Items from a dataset
________________

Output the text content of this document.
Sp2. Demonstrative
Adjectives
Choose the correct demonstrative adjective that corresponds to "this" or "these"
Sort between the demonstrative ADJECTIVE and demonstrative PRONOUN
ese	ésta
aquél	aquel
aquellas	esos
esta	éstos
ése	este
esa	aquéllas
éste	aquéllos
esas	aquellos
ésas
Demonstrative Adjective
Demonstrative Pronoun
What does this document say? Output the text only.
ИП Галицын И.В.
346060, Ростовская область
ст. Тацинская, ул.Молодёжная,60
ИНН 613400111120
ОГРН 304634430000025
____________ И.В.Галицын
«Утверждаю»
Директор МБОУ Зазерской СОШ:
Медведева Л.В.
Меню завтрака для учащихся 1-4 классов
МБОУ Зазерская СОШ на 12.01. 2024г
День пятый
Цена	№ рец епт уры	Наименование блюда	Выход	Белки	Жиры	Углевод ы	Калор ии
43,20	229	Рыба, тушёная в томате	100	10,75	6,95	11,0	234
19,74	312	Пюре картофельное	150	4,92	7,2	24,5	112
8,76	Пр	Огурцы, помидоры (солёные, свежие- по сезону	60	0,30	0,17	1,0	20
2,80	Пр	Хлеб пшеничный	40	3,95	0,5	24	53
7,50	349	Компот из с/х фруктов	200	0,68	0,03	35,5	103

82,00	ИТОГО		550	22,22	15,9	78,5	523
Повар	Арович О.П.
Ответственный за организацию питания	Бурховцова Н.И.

________________

SET PROBLEM
From the entries above, collect every line with the string "document" in it.

PROBLEM SOLUTION
Output the text content of this document.
What does this document say? Output the text only.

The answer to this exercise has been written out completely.